**Given problem**
Collect the lines of the entries where "glass" shows up.

**Data entries**
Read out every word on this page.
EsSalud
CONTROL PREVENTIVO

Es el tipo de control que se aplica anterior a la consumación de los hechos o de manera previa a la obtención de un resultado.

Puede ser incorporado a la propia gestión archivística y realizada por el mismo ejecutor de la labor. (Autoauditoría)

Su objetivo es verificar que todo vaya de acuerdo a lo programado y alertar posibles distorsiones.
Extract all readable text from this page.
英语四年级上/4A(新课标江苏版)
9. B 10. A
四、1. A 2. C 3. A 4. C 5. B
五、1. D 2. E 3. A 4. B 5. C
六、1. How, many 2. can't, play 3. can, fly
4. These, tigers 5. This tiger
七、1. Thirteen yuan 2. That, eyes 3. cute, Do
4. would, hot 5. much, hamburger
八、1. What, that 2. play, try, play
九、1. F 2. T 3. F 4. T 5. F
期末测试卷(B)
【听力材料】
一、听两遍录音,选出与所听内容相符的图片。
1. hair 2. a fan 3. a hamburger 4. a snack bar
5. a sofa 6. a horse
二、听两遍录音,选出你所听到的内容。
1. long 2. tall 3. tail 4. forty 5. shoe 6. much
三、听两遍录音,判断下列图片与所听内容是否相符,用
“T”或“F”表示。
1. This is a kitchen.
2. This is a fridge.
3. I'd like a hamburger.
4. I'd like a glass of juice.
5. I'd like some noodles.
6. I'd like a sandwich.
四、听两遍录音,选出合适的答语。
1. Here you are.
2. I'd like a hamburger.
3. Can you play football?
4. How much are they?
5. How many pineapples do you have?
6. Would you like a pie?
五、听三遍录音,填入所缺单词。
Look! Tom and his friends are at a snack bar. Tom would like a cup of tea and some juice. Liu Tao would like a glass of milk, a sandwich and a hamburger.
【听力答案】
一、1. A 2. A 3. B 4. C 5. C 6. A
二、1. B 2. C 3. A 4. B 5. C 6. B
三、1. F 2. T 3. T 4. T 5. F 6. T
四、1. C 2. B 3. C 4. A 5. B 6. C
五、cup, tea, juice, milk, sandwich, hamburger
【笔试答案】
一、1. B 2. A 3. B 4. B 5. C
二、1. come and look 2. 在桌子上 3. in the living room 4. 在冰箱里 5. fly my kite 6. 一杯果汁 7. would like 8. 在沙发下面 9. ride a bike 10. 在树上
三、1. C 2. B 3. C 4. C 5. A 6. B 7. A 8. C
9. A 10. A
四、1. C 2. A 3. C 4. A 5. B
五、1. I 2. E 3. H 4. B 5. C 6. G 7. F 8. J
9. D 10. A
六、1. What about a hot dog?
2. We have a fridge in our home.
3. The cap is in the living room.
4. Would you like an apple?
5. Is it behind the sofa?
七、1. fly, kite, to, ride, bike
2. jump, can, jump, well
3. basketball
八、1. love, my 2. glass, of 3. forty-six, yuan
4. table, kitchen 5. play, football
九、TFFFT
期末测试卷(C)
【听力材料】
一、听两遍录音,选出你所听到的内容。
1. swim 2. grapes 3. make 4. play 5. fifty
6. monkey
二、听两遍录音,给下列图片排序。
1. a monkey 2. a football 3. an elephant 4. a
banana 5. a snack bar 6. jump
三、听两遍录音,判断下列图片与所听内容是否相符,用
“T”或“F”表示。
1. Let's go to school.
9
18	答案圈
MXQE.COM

**Expected output**
4. I'd like a glass of juice.
Look! Tom and his friends are at a snack bar. Tom would like a cup of tea and some juice. Liu Tao would like a glass of milk, a sandwich and a hamburger.
八、1. love, my 2. glass, of 3. forty-six, yuan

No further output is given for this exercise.